● Task brief
Report back each line of the records that contains the string "Hoagie".

[Dataset entries]

# # # # # # #

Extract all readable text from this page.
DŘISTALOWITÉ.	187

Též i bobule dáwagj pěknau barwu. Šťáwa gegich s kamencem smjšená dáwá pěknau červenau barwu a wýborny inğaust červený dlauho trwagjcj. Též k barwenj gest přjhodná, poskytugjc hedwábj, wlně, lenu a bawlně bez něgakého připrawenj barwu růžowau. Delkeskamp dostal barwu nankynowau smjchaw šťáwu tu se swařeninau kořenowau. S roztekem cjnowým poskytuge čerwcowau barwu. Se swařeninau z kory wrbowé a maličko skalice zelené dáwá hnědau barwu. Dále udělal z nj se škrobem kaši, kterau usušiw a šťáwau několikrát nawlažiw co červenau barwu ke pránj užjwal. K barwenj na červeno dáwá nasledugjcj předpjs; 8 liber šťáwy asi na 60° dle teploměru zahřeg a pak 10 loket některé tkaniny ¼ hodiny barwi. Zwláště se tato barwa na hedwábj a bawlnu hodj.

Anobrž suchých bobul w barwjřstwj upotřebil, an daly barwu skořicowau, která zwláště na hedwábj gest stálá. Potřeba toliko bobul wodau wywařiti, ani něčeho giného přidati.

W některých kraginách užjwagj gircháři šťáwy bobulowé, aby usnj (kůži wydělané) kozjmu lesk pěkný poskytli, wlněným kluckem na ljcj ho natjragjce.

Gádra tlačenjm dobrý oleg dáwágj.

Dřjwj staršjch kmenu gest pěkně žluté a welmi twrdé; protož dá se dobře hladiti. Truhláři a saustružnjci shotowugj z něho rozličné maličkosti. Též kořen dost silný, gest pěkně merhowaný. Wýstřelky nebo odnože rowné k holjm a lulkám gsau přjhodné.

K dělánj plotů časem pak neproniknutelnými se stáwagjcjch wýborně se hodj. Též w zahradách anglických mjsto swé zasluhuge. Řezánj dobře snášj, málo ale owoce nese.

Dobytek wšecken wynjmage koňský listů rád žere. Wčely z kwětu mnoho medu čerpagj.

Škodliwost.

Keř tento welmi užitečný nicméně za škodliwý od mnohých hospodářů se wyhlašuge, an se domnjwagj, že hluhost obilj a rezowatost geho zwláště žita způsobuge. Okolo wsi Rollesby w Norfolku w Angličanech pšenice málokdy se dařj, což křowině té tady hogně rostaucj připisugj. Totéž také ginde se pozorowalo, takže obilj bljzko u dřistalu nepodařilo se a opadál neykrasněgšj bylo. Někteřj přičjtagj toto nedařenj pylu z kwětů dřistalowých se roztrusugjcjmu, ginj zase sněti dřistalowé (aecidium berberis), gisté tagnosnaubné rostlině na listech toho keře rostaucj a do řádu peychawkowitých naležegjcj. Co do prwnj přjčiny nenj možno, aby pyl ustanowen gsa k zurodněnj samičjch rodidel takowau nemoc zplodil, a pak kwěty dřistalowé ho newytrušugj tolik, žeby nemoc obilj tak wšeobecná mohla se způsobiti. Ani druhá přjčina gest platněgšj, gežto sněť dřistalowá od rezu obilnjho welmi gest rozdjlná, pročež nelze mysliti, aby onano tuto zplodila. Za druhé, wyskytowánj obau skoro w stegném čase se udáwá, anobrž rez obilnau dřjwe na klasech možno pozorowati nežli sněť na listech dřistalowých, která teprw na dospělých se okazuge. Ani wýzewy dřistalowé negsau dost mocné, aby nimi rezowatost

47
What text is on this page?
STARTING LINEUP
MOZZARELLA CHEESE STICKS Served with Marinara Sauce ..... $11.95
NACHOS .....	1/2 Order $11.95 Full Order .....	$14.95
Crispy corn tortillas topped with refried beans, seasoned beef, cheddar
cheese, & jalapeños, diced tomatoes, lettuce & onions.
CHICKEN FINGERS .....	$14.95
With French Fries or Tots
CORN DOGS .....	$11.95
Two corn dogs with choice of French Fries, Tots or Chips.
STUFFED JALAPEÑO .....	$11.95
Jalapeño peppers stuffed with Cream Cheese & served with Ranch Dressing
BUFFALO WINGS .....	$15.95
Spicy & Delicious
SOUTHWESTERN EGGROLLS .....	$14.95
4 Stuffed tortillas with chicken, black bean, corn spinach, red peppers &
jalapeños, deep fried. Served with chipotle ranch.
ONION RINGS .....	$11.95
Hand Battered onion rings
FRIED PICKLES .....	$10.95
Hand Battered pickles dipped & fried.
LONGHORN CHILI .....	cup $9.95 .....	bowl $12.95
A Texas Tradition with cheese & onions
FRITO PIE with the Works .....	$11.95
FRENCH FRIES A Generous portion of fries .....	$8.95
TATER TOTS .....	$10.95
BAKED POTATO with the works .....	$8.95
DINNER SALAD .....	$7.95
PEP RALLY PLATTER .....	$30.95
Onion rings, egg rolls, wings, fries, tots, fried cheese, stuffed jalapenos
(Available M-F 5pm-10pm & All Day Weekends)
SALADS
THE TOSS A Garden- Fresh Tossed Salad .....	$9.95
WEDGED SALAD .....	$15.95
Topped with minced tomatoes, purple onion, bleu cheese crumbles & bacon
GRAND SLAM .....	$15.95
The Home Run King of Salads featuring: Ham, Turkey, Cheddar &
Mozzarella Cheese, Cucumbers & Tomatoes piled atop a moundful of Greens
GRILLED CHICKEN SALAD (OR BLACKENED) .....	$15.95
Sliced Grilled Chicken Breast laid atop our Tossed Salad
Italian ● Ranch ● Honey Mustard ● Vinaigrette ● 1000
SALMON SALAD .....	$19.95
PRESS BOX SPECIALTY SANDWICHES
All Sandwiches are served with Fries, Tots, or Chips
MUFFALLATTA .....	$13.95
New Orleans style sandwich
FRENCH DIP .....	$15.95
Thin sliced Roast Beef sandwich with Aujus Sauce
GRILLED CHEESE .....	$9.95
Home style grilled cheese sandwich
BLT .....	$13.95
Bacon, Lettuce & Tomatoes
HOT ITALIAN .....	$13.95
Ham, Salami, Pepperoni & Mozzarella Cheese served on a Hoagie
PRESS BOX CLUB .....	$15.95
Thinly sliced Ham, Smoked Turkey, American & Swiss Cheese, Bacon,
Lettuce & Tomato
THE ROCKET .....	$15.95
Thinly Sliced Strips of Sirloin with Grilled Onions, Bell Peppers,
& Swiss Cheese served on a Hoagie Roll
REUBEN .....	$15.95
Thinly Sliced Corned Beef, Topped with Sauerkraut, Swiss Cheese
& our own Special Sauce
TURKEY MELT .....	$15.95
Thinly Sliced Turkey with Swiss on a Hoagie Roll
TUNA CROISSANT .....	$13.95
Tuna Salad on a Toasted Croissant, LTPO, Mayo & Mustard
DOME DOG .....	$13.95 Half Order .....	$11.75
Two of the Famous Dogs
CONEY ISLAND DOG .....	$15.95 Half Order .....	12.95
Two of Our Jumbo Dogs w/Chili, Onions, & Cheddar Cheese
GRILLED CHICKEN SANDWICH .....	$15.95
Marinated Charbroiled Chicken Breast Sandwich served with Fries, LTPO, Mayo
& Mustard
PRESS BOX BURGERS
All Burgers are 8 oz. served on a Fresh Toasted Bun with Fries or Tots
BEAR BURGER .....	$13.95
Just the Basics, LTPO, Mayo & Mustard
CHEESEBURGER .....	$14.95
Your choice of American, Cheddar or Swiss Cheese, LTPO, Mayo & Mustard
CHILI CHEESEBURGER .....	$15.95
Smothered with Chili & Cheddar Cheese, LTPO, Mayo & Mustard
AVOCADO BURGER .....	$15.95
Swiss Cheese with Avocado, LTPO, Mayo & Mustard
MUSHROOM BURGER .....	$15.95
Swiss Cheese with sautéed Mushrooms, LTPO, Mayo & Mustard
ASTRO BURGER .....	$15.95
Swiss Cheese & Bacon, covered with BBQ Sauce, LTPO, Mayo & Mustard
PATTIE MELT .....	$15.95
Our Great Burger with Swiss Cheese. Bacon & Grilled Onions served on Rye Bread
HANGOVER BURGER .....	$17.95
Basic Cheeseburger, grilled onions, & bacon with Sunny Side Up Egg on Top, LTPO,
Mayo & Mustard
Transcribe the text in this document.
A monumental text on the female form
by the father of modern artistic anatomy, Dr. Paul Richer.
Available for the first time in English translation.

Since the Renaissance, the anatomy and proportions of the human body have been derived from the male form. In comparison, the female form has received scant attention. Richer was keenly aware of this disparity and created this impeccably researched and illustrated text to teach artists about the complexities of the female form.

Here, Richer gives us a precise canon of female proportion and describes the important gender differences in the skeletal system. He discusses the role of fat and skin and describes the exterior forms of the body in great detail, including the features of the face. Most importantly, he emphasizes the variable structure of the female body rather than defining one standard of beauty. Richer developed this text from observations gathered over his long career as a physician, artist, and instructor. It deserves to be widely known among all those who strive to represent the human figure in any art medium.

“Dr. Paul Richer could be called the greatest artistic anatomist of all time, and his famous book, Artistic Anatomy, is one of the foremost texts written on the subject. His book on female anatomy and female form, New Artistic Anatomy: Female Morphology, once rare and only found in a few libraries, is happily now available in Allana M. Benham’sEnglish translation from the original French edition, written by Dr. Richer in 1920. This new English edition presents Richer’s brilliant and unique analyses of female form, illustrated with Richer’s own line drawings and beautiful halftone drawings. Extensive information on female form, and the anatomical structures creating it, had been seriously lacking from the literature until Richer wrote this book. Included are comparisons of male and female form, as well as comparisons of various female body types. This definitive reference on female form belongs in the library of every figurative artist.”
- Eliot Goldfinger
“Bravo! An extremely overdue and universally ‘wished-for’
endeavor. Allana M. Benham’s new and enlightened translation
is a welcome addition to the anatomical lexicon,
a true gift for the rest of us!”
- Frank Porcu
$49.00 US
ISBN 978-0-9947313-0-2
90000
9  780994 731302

# # # # # # #

● Answer in full
Ham, Salami, Pepperoni & Mozzarella Cheese served on a Hoagie
& Swiss Cheese served on a Hoagie Roll
Thinly Sliced Turkey with Swiss on a Hoagie Roll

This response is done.